- [What needs to be done] Write out every line of the material exactly as it appears.

- [Records from a collection of figures]
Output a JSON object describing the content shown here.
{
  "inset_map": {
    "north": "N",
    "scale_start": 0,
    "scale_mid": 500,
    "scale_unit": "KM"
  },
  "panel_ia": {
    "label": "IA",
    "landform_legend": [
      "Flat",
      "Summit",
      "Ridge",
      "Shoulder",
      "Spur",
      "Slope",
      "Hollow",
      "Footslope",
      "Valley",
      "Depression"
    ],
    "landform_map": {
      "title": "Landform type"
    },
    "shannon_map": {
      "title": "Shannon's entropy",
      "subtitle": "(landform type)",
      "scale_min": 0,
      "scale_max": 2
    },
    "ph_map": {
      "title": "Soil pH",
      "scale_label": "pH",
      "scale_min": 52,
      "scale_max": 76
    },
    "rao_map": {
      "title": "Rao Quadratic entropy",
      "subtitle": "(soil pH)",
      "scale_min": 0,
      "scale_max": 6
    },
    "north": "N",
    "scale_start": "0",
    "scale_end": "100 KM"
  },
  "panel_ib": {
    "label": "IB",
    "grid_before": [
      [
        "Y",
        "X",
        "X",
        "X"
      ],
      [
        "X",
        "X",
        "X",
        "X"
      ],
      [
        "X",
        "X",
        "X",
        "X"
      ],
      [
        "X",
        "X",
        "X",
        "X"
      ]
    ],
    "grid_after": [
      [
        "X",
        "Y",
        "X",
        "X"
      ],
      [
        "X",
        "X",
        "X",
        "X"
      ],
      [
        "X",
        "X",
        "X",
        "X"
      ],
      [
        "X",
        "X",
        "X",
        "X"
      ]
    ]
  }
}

- [Task output]
Output a JSON object describing the content shown here.
{
  "inset_map": {
    "north": "N",
    "scale_start": 0,
    "scale_mid": 500,
    "scale_unit": "KM"
  },
  "panel_ia": {
    "label": "IA",
    "landform_legend": [
      "Flat",
      "Summit",
      "Ridge",
      "Shoulder",
      "Spur",
      "Slope",
      "Hollow",
      "Footslope",
      "Valley",
      "Depression"
    ],
    "landform_map": {
      "title": "Landform type"
    },
    "shannon_map": {
      "title": "Shannon's entropy",
      "subtitle": "(landform type)",
      "scale_min": 0,
      "scale_max": 2
    },
    "ph_map": {
      "title": "Soil pH",
      "scale_label": "pH",
      "scale_min": 52,
      "scale_max": 76
    },
    "rao_map": {
      "title": "Rao Quadratic entropy",
      "subtitle": "(soil pH)",
      "scale_min": 0,
      "scale_max": 6
    },
    "north": "N",
    "scale_start": "0",
    "scale_end": "100 KM"
  },
  "panel_ib": {
    "label": "IB",
    "grid_before": [
      [
        "Y",
        "X",
        "X",
        "X"
      ],
      [
        "X",
        "X",
        "X",
        "X"
      ],
      [
        "X",
        "X",
        "X",
        "X"
      ],
      [
        "X",
        "X",
        "X",
        "X"
      ]
    ],
    "grid_after": [
      [
        "X",
        "Y",
        "X",
        "X"
      ],
      [
        "X",
        "X",
        "X",
        "X"
      ],
      [
        "X",
        "X",
        "X",
        "X"
      ],
      [
        "X",
        "X",
        "X",
        "X"
      ]
    ]
  }
}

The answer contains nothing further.